Exercise brief
Scan the lines below for the string "subject" and copy every one that has it.

Extracted material

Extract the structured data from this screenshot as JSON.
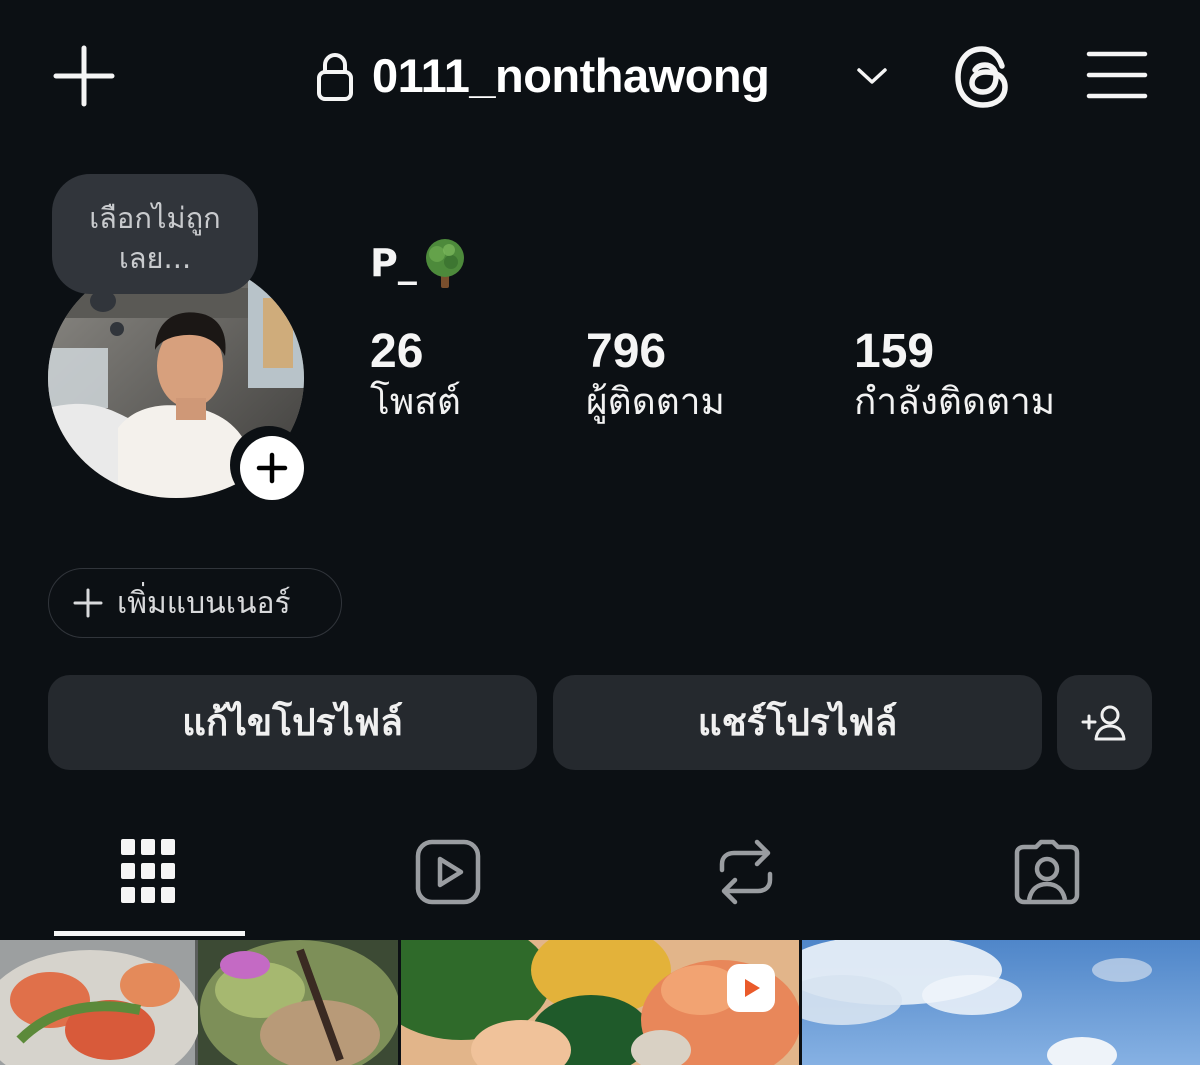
{
  "topbar": {
    "username": "0111_nonthawong",
    "icons": [
      "plus-icon",
      "lock-icon",
      "chevron-down-icon",
      "threads-icon",
      "menu-icon"
    ]
  },
  "profile": {
    "note": "เลือกไม่ถูก เลย...",
    "display_name": "P_",
    "display_name_emoji": "tree-emoji",
    "stats": {
      "posts": {
        "value": "26",
        "label": "โพสต์"
      },
      "followers": {
        "value": "796",
        "label": "ผู้ติดตาม"
      },
      "following": {
        "value": "159",
        "label": "กำลังติดตาม"
      }
    }
  },
  "banner": {
    "label": "เพิ่มแบนเนอร์"
  },
  "actions": {
    "edit_profile": "แก้ไขโปรไฟล์",
    "share_profile": "แชร์โปรไฟล์",
    "add_person_icon": "add-person-icon"
  },
  "tabs": [
    {
      "name": "posts",
      "icon": "grid-icon",
      "active": true
    },
    {
      "name": "reels",
      "icon": "reels-icon",
      "active": false
    },
    {
      "name": "reposts",
      "icon": "repost-icon",
      "active": false
    },
    {
      "name": "tagged",
      "icon": "tagged-icon",
      "active": false
    }
  ],
  "grid": [
    {
      "kind": "photo",
      "subject": "seafood salad"
    },
    {
      "kind": "reel",
      "subject": "shrimp and greens dish"
    },
    {
      "kind": "photo",
      "subject": "blue sky with clouds"
    }
  ],
  "colors": {
    "background": "#0c1014",
    "button": "#25292e",
    "bubble": "#31353b",
    "text": "#f5f5f5"
  }
}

Response below
      "subject": "seafood salad"
      "subject": "shrimp and greens dish"
      "subject": "blue sky with clouds"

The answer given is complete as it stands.